Task prompt — Transcribe all of the material exactly, except for its pictures.

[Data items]
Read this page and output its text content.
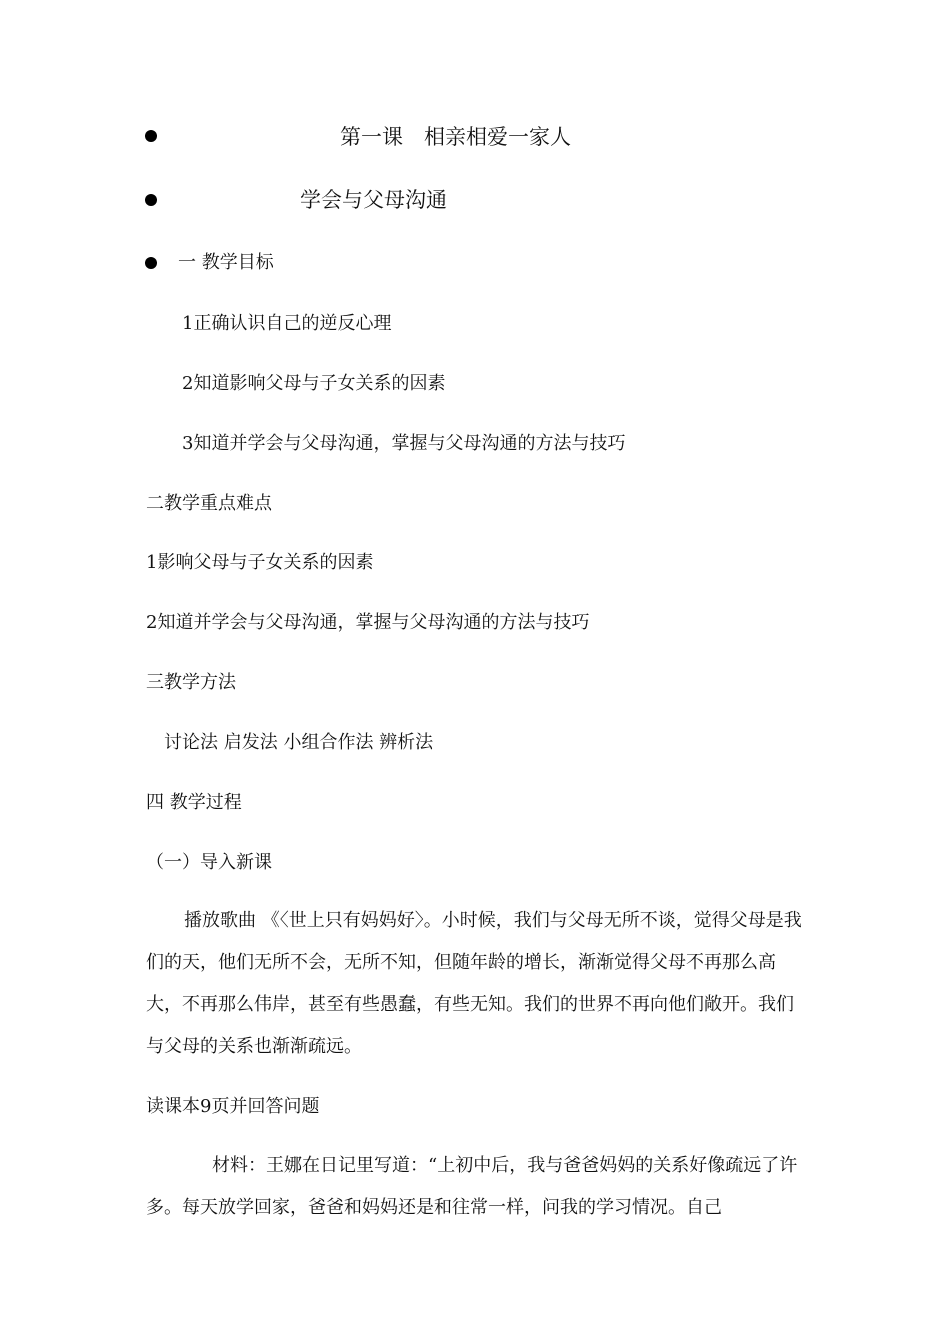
第一课　相亲相爱一家人
学会与父母沟通
一 教学目标
1正确认识自己的逆反心理
2知道影响父母与子女关系的因素
3知道并学会与父母沟通，掌握与父母沟通的方法与技巧
二教学重点难点
1影响父母与子女关系的因素
2知道并学会与父母沟通，掌握与父母沟通的方法与技巧
三教学方法
讨论法 启发法 小组合作法 辨析法
四 教学过程
（一）导入新课
播放歌曲 《〈世上只有妈妈好〉。小时候，我们与父母无所不谈，觉得父母是我们的天，他们无所不会，无所不知，但随年龄的增长，渐渐觉得父母不再那么高大，不再那么伟岸，甚至有些愚蠢，有些无知。我们的世界不再向他们敞开。我们与父母的关系也渐渐疏远。
读课本9页并回答问题
材料：王娜在日记里写道：“上初中后，我与爸爸妈妈的关系好像疏远了许多。每天放学回家，爸爸和妈妈还是和往常一样，问我的学习情况。自己
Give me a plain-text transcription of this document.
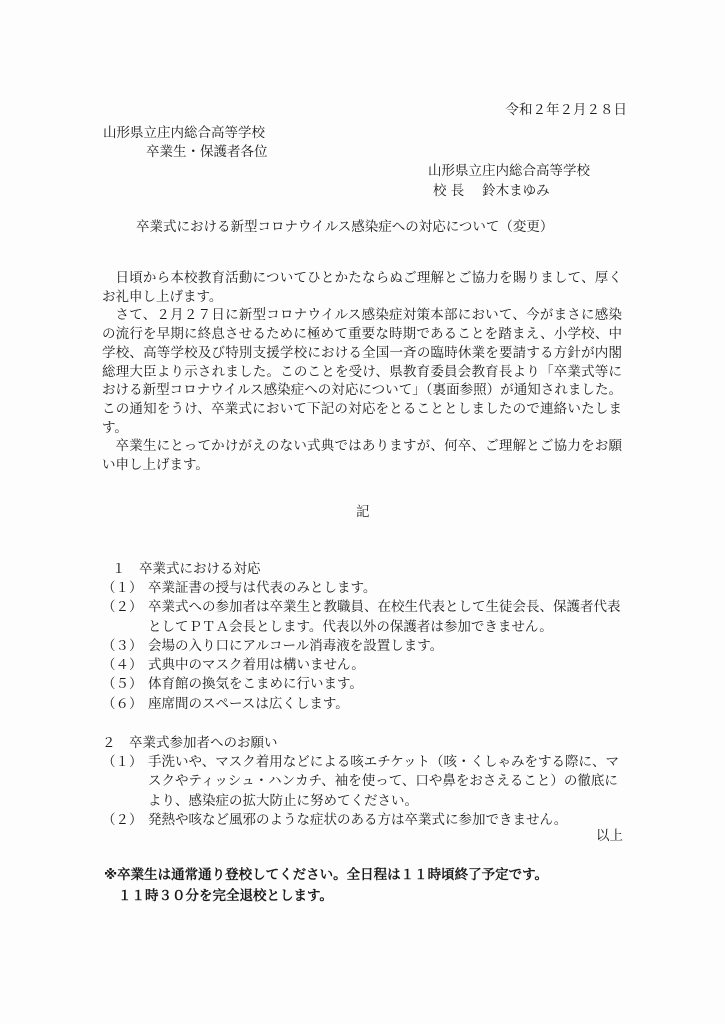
令和２年２月２８日
山形県立庄内総合高等学校
卒業生・保護者各位
山形県立庄内総合高等学校
校 長　 鈴木まゆみ
卒業式における新型コロナウイルス感染症への対応について（変更）

日頃から本校教育活動についてひとかたならぬご理解とご協力を賜りまして、厚くお礼申し上げます。

さて、２月２７日に新型コロナウイルス感染症対策本部において、今がまさに感染の流行を早期に終息させるために極めて重要な時期であることを踏まえ、小学校、中学校、高等学校及び特別支援学校における全国一斉の臨時休業を要請する方針が内閣総理大臣より示されました。このことを受け、県教育委員会教育長より「卒業式等における新型コロナウイルス感染症への対応について」（裏面参照）が通知されました。この通知をうけ、卒業式において下記の対応をとることとしましたので連絡いたします。

卒業生にとってかけがえのない式典ではありますが、何卒、ご理解とご協力をお願い申し上げます。

記
１　卒業式における対応
（１） 卒業証書の授与は代表のみとします。
（２） 卒業式への参加者は卒業生と教職員、在校生代表として生徒会長、保護者代表としてＰＴＡ会長とします。代表以外の保護者は参加できません。
（３） 会場の入り口にアルコール消毒液を設置します。
（４） 式典中のマスク着用は構いません。
（５） 体育館の換気をこまめに行います。
（６） 座席間のスペースは広くします。
２　卒業式参加者へのお願い
（１） 手洗いや、マスク着用などによる咳エチケット（咳・くしゃみをする際に、マスクやティッシュ・ハンカチ、袖を使って、口や鼻をおさえること）の徹底により、感染症の拡大防止に努めてください。
（２） 発熱や咳など風邪のような症状のある方は卒業式に参加できません。
以上
※卒業生は通常通り登校してください。全日程は１１時頃終了予定です。
１１時３０分を完全退校とします。
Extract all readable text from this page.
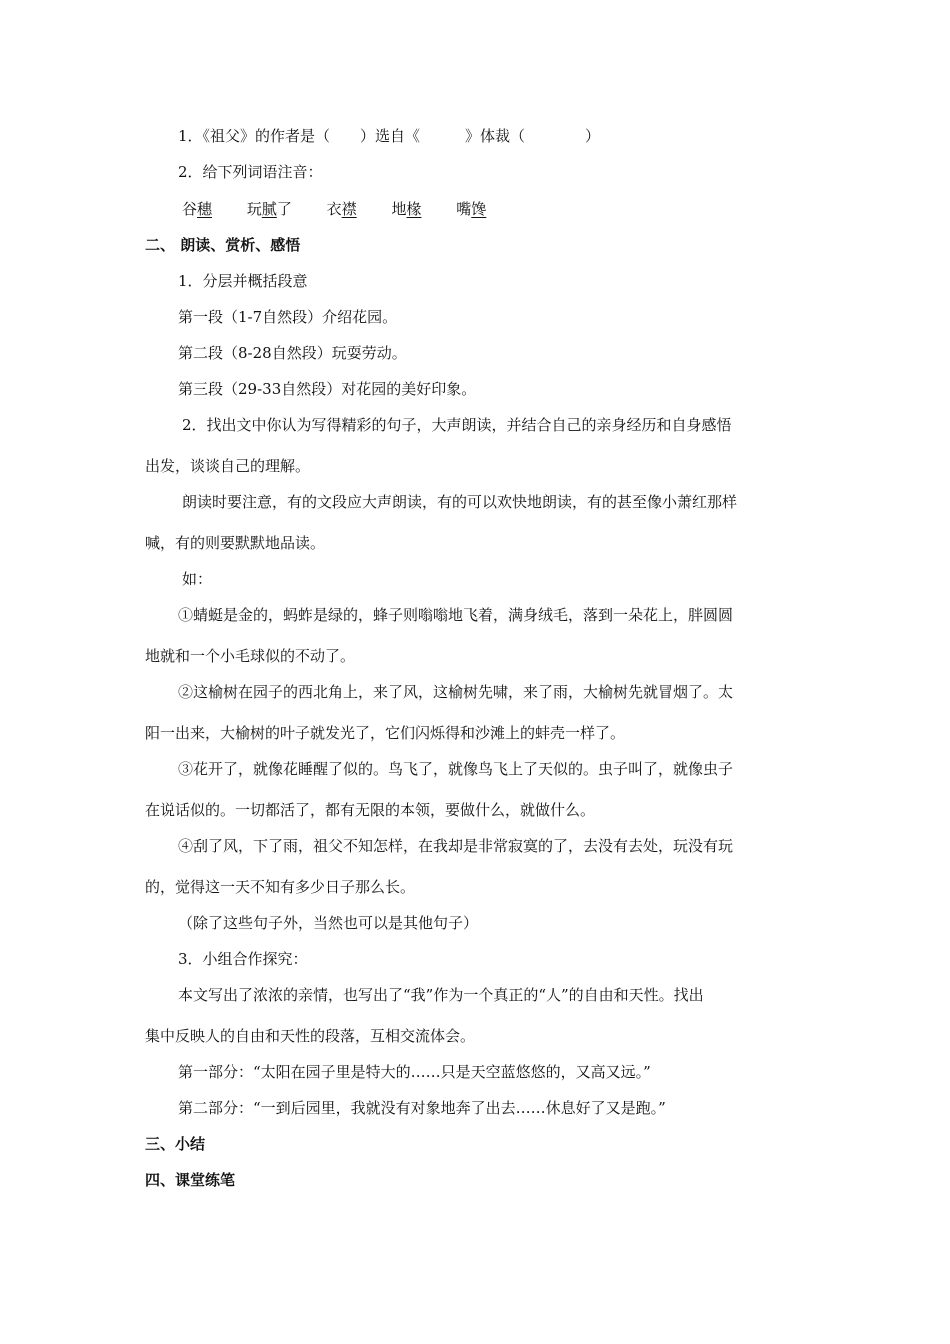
1．《祖父》的作者是（　　）选自《　　　》体裁（　　　　）
2．给下列词语注音：
谷穗 玩腻了 衣襟 地椽 嘴馋
二、 朗读、赏析、感悟
1．分层并概括段意
第一段（1-7自然段）介绍花园。
第二段（8-28自然段）玩耍劳动。
第三段（29-33自然段）对花园的美好印象。
2．找出文中你认为写得精彩的句子，大声朗读，并结合自己的亲身经历和自身感悟
出发，谈谈自己的理解。
朗读时要注意，有的文段应大声朗读，有的可以欢快地朗读，有的甚至像小萧红那样
喊，有的则要默默地品读。
如：
①蜻蜓是金的，蚂蚱是绿的，蜂子则嗡嗡地飞着，满身绒毛，落到一朵花上，胖圆圆
地就和一个小毛球似的不动了。
②这榆树在园子的西北角上，来了风，这榆树先啸，来了雨，大榆树先就冒烟了。太
阳一出来，大榆树的叶子就发光了，它们闪烁得和沙滩上的蚌壳一样了。
③花开了，就像花睡醒了似的。鸟飞了，就像鸟飞上了天似的。虫子叫了，就像虫子
在说话似的。一切都活了，都有无限的本领，要做什么，就做什么。
④刮了风，下了雨，祖父不知怎样，在我却是非常寂寞的了，去没有去处，玩没有玩
的，觉得这一天不知有多少日子那么长。
（除了这些句子外，当然也可以是其他句子）
3．小组合作探究：
本文写出了浓浓的亲情，也写出了“我”作为一个真正的“人”的自由和天性。找出
集中反映人的自由和天性的段落，互相交流体会。
第一部分：“太阳在园子里是特大的……只是天空蓝悠悠的，又高又远。”
第二部分：“一到后园里，我就没有对象地奔了出去……休息好了又是跑。”
三、小结
四、课堂练笔
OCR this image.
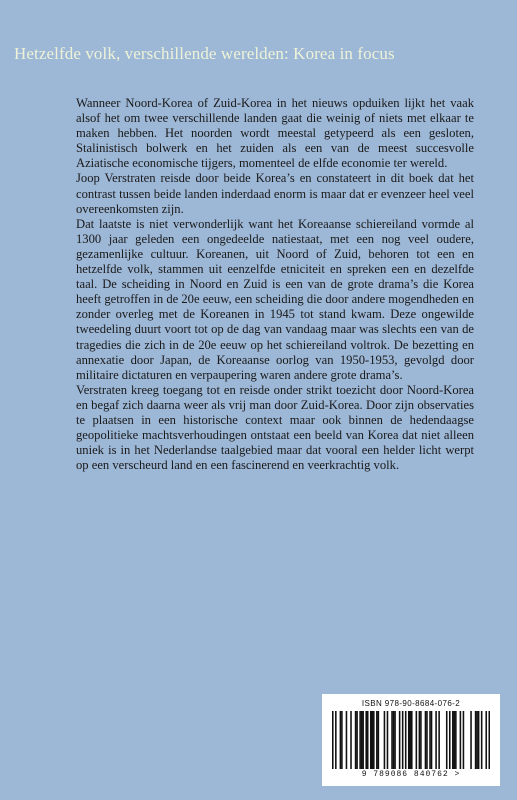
Hetzelfde volk, verschillende werelden: Korea in focus

Wanneer Noord-Korea of Zuid-Korea in het nieuws opduiken lijkt het vaak alsof het om twee verschillende landen gaat die weinig of niets met elkaar te maken hebben. Het noorden wordt meestal getypeerd als een gesloten, Stalinistisch bolwerk en het zuiden als een van de meest succesvolle Aziatische economische tijgers, momenteel de elfde economie ter wereld.

Joop Verstraten reisde door beide Korea’s en constateert in dit boek dat het contrast tussen beide landen inderdaad enorm is maar dat er evenzeer heel veel overeenkomsten zijn.

Dat laatste is niet verwonderlijk want het Koreaanse schiereiland vormde al 1300 jaar geleden een ongedeelde natiestaat, met een nog veel oudere, gezamenlijke cultuur. Koreanen, uit Noord of Zuid, behoren tot een en hetzelfde volk, stammen uit eenzelfde etniciteit en spreken een en dezelfde taal. De scheiding in Noord en Zuid is een van de grote drama’s die Korea heeft getroffen in de 20e eeuw, een scheiding die door andere mogendheden en zonder overleg met de Koreanen in 1945 tot stand kwam. Deze ongewilde tweedeling duurt voort tot op de dag van vandaag maar was slechts een van de tragedies die zich in de 20e eeuw op het schiereiland voltrok. De bezetting en annexatie door Japan, de Koreaanse oorlog van 1950-1953, gevolgd door militaire dictaturen en verpaupering waren andere grote drama’s.

Verstraten kreeg toegang tot en reisde onder strikt toezicht door Noord-Korea en begaf zich daarna weer als vrij man door Zuid-Korea. Door zijn observaties te plaatsen in een historische context maar ook binnen de hedendaagse geopolitieke machtsverhoudingen ontstaat een beeld van Korea dat niet alleen uniek is in het Nederlandse taalgebied maar dat vooral een helder licht werpt op een verscheurd land en een fascinerend en veerkrachtig volk.

ISBN 978-90-8684-076-2
9 789086 840762 >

Task solution —
Read this page and output its text content.
第一课　相亲相爱一家人
学会与父母沟通
一 教学目标
1正确认识自己的逆反心理
2知道影响父母与子女关系的因素
3知道并学会与父母沟通，掌握与父母沟通的方法与技巧
二教学重点难点
1影响父母与子女关系的因素
2知道并学会与父母沟通，掌握与父母沟通的方法与技巧
三教学方法
讨论法 启发法 小组合作法 辨析法
四 教学过程
（一）导入新课
播放歌曲 《〈世上只有妈妈好〉。小时候，我们与父母无所不谈，觉得父母是我们的天，他们无所不会，无所不知，但随年龄的增长，渐渐觉得父母不再那么高大，不再那么伟岸，甚至有些愚蠢，有些无知。我们的世界不再向他们敞开。我们与父母的关系也渐渐疏远。
读课本9页并回答问题
材料：王娜在日记里写道：“上初中后，我与爸爸妈妈的关系好像疏远了许多。每天放学回家，爸爸和妈妈还是和往常一样，问我的学习情况。自己
Give me a plain-text transcription of this document.
令和２年２月２８日
山形県立庄内総合高等学校
卒業生・保護者各位
山形県立庄内総合高等学校
校 長　 鈴木まゆみ
卒業式における新型コロナウイルス感染症への対応について（変更）

日頃から本校教育活動についてひとかたならぬご理解とご協力を賜りまして、厚くお礼申し上げます。

さて、２月２７日に新型コロナウイルス感染症対策本部において、今がまさに感染の流行を早期に終息させるために極めて重要な時期であることを踏まえ、小学校、中学校、高等学校及び特別支援学校における全国一斉の臨時休業を要請する方針が内閣総理大臣より示されました。このことを受け、県教育委員会教育長より「卒業式等における新型コロナウイルス感染症への対応について」（裏面参照）が通知されました。この通知をうけ、卒業式において下記の対応をとることとしましたので連絡いたします。

卒業生にとってかけがえのない式典ではありますが、何卒、ご理解とご協力をお願い申し上げます。

記
１　卒業式における対応
（１） 卒業証書の授与は代表のみとします。
（２） 卒業式への参加者は卒業生と教職員、在校生代表として生徒会長、保護者代表としてＰＴＡ会長とします。代表以外の保護者は参加できません。
（３） 会場の入り口にアルコール消毒液を設置します。
（４） 式典中のマスク着用は構いません。
（５） 体育館の換気をこまめに行います。
（６） 座席間のスペースは広くします。
２　卒業式参加者へのお願い
（１） 手洗いや、マスク着用などによる咳エチケット（咳・くしゃみをする際に、マスクやティッシュ・ハンカチ、袖を使って、口や鼻をおさえること）の徹底により、感染症の拡大防止に努めてください。
（２） 発熱や咳など風邪のような症状のある方は卒業式に参加できません。
以上
※卒業生は通常通り登校してください。全日程は１１時頃終了予定です。
１１時３０分を完全退校とします。
Extract all readable text from this page.
1．《祖父》的作者是（　　）选自《　　　》体裁（　　　　）
2．给下列词语注音：
谷穗 玩腻了 衣襟 地椽 嘴馋
二、 朗读、赏析、感悟
1．分层并概括段意
第一段（1-7自然段）介绍花园。
第二段（8-28自然段）玩耍劳动。
第三段（29-33自然段）对花园的美好印象。
2．找出文中你认为写得精彩的句子，大声朗读，并结合自己的亲身经历和自身感悟
出发，谈谈自己的理解。
朗读时要注意，有的文段应大声朗读，有的可以欢快地朗读，有的甚至像小萧红那样
喊，有的则要默默地品读。
如：
①蜻蜓是金的，蚂蚱是绿的，蜂子则嗡嗡地飞着，满身绒毛，落到一朵花上，胖圆圆
地就和一个小毛球似的不动了。
②这榆树在园子的西北角上，来了风，这榆树先啸，来了雨，大榆树先就冒烟了。太
阳一出来，大榆树的叶子就发光了，它们闪烁得和沙滩上的蚌壳一样了。
③花开了，就像花睡醒了似的。鸟飞了，就像鸟飞上了天似的。虫子叫了，就像虫子
在说话似的。一切都活了，都有无限的本领，要做什么，就做什么。
④刮了风，下了雨，祖父不知怎样，在我却是非常寂寞的了，去没有去处，玩没有玩
的，觉得这一天不知有多少日子那么长。
（除了这些句子外，当然也可以是其他句子）
3．小组合作探究：
本文写出了浓浓的亲情，也写出了“我”作为一个真正的“人”的自由和天性。找出
集中反映人的自由和天性的段落，互相交流体会。
第一部分：“太阳在园子里是特大的……只是天空蓝悠悠的，又高又远。”
第二部分：“一到后园里，我就没有对象地奔了出去……休息好了又是跑。”
三、小结
四、课堂练笔
OCR this image.
Hetzelfde volk, verschillende werelden: Korea in focus

Wanneer Noord-Korea of Zuid-Korea in het nieuws opduiken lijkt het vaak alsof het om twee verschillende landen gaat die weinig of niets met elkaar te maken hebben. Het noorden wordt meestal getypeerd als een gesloten, Stalinistisch bolwerk en het zuiden als een van de meest succesvolle Aziatische economische tijgers, momenteel de elfde economie ter wereld.

Joop Verstraten reisde door beide Korea’s en constateert in dit boek dat het contrast tussen beide landen inderdaad enorm is maar dat er evenzeer heel veel overeenkomsten zijn.

Dat laatste is niet verwonderlijk want het Koreaanse schiereiland vormde al 1300 jaar geleden een ongedeelde natiestaat, met een nog veel oudere, gezamenlijke cultuur. Koreanen, uit Noord of Zuid, behoren tot een en hetzelfde volk, stammen uit eenzelfde etniciteit en spreken een en dezelfde taal. De scheiding in Noord en Zuid is een van de grote drama’s die Korea heeft getroffen in de 20e eeuw, een scheiding die door andere mogendheden en zonder overleg met de Koreanen in 1945 tot stand kwam. Deze ongewilde tweedeling duurt voort tot op de dag van vandaag maar was slechts een van de tragedies die zich in de 20e eeuw op het schiereiland voltrok. De bezetting en annexatie door Japan, de Koreaanse oorlog van 1950-1953, gevolgd door militaire dictaturen en verpaupering waren andere grote drama’s.

Verstraten kreeg toegang tot en reisde onder strikt toezicht door Noord-Korea en begaf zich daarna weer als vrij man door Zuid-Korea. Door zijn observaties te plaatsen in een historische context maar ook binnen de hedendaagse geopolitieke machtsverhoudingen ontstaat een beeld van Korea dat niet alleen uniek is in het Nederlandse taalgebied maar dat vooral een helder licht werpt op een verscheurd land en een fascinerend en veerkrachtig volk.

ISBN 978-90-8684-076-2
9 789086 840762 >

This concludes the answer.